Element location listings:
━━━━

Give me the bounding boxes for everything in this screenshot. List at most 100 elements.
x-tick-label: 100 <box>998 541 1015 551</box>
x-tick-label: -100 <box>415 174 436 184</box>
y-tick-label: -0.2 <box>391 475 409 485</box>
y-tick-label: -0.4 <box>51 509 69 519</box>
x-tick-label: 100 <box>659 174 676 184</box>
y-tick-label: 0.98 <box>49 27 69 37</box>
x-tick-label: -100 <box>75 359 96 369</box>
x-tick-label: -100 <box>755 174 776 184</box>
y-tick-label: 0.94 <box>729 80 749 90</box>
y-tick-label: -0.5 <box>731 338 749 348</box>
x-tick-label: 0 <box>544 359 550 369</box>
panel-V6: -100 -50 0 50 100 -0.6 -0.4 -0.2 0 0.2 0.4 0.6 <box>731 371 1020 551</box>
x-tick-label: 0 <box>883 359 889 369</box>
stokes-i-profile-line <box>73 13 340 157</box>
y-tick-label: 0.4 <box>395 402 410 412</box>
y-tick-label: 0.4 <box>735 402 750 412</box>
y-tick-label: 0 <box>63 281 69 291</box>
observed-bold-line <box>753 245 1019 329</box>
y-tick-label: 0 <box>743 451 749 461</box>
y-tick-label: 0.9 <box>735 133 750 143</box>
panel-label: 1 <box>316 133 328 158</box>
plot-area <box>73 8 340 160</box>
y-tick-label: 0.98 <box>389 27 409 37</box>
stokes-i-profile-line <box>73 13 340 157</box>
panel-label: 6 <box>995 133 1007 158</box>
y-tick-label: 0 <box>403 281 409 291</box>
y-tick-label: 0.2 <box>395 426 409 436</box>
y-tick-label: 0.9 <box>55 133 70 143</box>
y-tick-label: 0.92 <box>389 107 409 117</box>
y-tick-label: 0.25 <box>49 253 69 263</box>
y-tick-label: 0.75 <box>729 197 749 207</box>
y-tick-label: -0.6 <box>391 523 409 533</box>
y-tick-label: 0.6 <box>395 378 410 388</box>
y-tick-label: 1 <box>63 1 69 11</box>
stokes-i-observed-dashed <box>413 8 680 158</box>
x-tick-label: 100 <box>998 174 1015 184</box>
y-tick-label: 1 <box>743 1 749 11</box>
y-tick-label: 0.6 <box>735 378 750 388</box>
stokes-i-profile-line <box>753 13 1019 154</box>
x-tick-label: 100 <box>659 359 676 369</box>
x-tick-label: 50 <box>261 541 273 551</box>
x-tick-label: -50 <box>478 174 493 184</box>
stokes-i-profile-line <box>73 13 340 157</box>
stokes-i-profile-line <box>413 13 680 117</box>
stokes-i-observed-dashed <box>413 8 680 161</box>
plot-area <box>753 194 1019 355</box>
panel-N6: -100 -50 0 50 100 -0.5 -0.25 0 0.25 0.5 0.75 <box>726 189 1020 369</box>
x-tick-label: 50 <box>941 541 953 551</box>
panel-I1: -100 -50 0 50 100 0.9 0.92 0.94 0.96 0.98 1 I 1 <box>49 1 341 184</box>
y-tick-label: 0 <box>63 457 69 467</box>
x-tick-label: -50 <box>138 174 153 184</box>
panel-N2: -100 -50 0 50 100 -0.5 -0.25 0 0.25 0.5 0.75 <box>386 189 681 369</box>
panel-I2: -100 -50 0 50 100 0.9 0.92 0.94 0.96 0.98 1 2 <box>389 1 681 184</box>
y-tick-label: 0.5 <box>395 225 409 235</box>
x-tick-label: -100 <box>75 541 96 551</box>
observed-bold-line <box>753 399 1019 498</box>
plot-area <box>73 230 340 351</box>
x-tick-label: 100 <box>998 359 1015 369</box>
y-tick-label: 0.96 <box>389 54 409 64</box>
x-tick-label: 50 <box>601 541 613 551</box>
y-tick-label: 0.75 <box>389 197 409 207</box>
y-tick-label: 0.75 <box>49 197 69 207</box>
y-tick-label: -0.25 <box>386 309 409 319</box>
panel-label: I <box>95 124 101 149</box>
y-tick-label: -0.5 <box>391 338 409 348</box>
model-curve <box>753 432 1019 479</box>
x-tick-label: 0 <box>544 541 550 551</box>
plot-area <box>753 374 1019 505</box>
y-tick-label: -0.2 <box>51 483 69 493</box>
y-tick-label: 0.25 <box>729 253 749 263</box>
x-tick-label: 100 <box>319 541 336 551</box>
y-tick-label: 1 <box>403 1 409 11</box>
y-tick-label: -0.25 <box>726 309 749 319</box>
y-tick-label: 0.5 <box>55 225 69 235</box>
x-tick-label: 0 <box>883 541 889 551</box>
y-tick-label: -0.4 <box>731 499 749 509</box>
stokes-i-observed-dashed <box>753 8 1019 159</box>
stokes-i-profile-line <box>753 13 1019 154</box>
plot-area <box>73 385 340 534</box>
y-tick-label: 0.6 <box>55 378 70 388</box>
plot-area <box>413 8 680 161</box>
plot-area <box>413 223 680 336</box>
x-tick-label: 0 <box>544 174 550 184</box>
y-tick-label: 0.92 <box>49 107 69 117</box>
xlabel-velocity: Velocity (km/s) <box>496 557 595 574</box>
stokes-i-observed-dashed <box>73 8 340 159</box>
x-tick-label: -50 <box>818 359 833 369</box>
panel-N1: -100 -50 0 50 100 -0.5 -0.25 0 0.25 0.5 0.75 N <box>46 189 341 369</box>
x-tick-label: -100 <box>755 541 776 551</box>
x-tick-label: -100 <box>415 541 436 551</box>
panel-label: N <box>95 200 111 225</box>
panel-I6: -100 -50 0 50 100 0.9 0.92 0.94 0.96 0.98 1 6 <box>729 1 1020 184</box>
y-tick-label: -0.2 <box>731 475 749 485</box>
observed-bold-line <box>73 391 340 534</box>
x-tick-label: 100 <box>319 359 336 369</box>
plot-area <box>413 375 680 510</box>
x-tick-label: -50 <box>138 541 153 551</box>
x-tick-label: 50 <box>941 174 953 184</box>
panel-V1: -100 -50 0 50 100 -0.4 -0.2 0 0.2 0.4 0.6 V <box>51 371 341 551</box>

━━━━

PROBLEM REQUIREMENTS >> Retype every line of the data above, keeping each character unchanged.

ANSWER TO THE EXERCISE >>
Give me the bounding boxes for everything in this screenshot. List at most 100 elements.
x-tick-label: 100 <box>998 541 1015 551</box>
x-tick-label: -100 <box>415 174 436 184</box>
y-tick-label: -0.2 <box>391 475 409 485</box>
y-tick-label: -0.4 <box>51 509 69 519</box>
x-tick-label: 100 <box>659 174 676 184</box>
y-tick-label: 0.98 <box>49 27 69 37</box>
x-tick-label: -100 <box>75 359 96 369</box>
x-tick-label: -100 <box>755 174 776 184</box>
y-tick-label: 0.94 <box>729 80 749 90</box>
y-tick-label: -0.5 <box>731 338 749 348</box>
x-tick-label: 0 <box>544 359 550 369</box>
panel-V6: -100 -50 0 50 100 -0.6 -0.4 -0.2 0 0.2 0.4 0.6 <box>731 371 1020 551</box>
x-tick-label: 0 <box>883 359 889 369</box>
stokes-i-profile-line <box>73 13 340 157</box>
y-tick-label: 0.4 <box>395 402 410 412</box>
y-tick-label: 0.4 <box>735 402 750 412</box>
y-tick-label: 0 <box>63 281 69 291</box>
observed-bold-line <box>753 245 1019 329</box>
y-tick-label: 0 <box>743 451 749 461</box>
y-tick-label: 0.9 <box>735 133 750 143</box>
panel-label: 1 <box>316 133 328 158</box>
plot-area <box>73 8 340 160</box>
y-tick-label: 0.98 <box>389 27 409 37</box>
stokes-i-profile-line <box>73 13 340 157</box>
panel-label: 6 <box>995 133 1007 158</box>
y-tick-label: 0 <box>403 281 409 291</box>
y-tick-label: 0.2 <box>395 426 409 436</box>
y-tick-label: 0.9 <box>55 133 70 143</box>
y-tick-label: 0.92 <box>389 107 409 117</box>
y-tick-label: 0.25 <box>49 253 69 263</box>
y-tick-label: 0.75 <box>729 197 749 207</box>
y-tick-label: -0.6 <box>391 523 409 533</box>
y-tick-label: 0.6 <box>395 378 410 388</box>
y-tick-label: 1 <box>63 1 69 11</box>
stokes-i-observed-dashed <box>413 8 680 158</box>
x-tick-label: 100 <box>998 174 1015 184</box>
y-tick-label: 1 <box>743 1 749 11</box>
y-tick-label: 0.6 <box>735 378 750 388</box>
stokes-i-profile-line <box>753 13 1019 154</box>
x-tick-label: 100 <box>659 359 676 369</box>
x-tick-label: 50 <box>261 541 273 551</box>
x-tick-label: -50 <box>478 174 493 184</box>
stokes-i-profile-line <box>73 13 340 157</box>
stokes-i-profile-line <box>413 13 680 117</box>
stokes-i-observed-dashed <box>413 8 680 161</box>
plot-area <box>753 194 1019 355</box>
panel-N6: -100 -50 0 50 100 -0.5 -0.25 0 0.25 0.5 0.75 <box>726 189 1020 369</box>
x-tick-label: 50 <box>941 541 953 551</box>
panel-I1: -100 -50 0 50 100 0.9 0.92 0.94 0.96 0.98 1 I 1 <box>49 1 341 184</box>
y-tick-label: 0 <box>63 457 69 467</box>
x-tick-label: -50 <box>138 174 153 184</box>
panel-N2: -100 -50 0 50 100 -0.5 -0.25 0 0.25 0.5 0.75 <box>386 189 681 369</box>
panel-I2: -100 -50 0 50 100 0.9 0.92 0.94 0.96 0.98 1 2 <box>389 1 681 184</box>
y-tick-label: 0.5 <box>395 225 409 235</box>
x-tick-label: -100 <box>75 541 96 551</box>
observed-bold-line <box>753 399 1019 498</box>
plot-area <box>73 230 340 351</box>
x-tick-label: 100 <box>998 359 1015 369</box>
y-tick-label: 0.96 <box>389 54 409 64</box>
x-tick-label: 50 <box>601 541 613 551</box>
y-tick-label: 0.75 <box>389 197 409 207</box>
y-tick-label: 0.75 <box>49 197 69 207</box>
y-tick-label: -0.25 <box>386 309 409 319</box>
panel-label: I <box>95 124 101 149</box>
y-tick-label: -0.5 <box>391 338 409 348</box>
model-curve <box>753 432 1019 479</box>
x-tick-label: 0 <box>544 541 550 551</box>
plot-area <box>753 374 1019 505</box>
y-tick-label: -0.2 <box>51 483 69 493</box>
y-tick-label: 0.25 <box>729 253 749 263</box>
x-tick-label: 100 <box>319 541 336 551</box>
y-tick-label: 1 <box>403 1 409 11</box>
y-tick-label: -0.25 <box>726 309 749 319</box>
y-tick-label: 0.5 <box>55 225 69 235</box>
x-tick-label: 0 <box>883 541 889 551</box>
y-tick-label: -0.4 <box>731 499 749 509</box>
stokes-i-observed-dashed <box>753 8 1019 159</box>
stokes-i-profile-line <box>753 13 1019 154</box>
plot-area <box>73 385 340 534</box>
y-tick-label: 0.6 <box>55 378 70 388</box>
plot-area <box>413 8 680 161</box>
plot-area <box>413 223 680 336</box>
x-tick-label: 0 <box>544 174 550 184</box>
y-tick-label: 0.92 <box>49 107 69 117</box>
xlabel-velocity: Velocity (km/s) <box>496 557 595 574</box>
stokes-i-observed-dashed <box>73 8 340 159</box>
x-tick-label: -50 <box>818 359 833 369</box>
panel-N1: -100 -50 0 50 100 -0.5 -0.25 0 0.25 0.5 0.75 N <box>46 189 341 369</box>
x-tick-label: -100 <box>755 541 776 551</box>
x-tick-label: -100 <box>415 541 436 551</box>
panel-label: N <box>95 200 111 225</box>
panel-I6: -100 -50 0 50 100 0.9 0.92 0.94 0.96 0.98 1 6 <box>729 1 1020 184</box>
y-tick-label: -0.2 <box>731 475 749 485</box>
observed-bold-line <box>73 391 340 534</box>
x-tick-label: 100 <box>319 359 336 369</box>
plot-area <box>413 375 680 510</box>
x-tick-label: -50 <box>138 541 153 551</box>
x-tick-label: 50 <box>941 174 953 184</box>
panel-V1: -100 -50 0 50 100 -0.4 -0.2 0 0.2 0.4 0.6 V <box>51 371 341 551</box>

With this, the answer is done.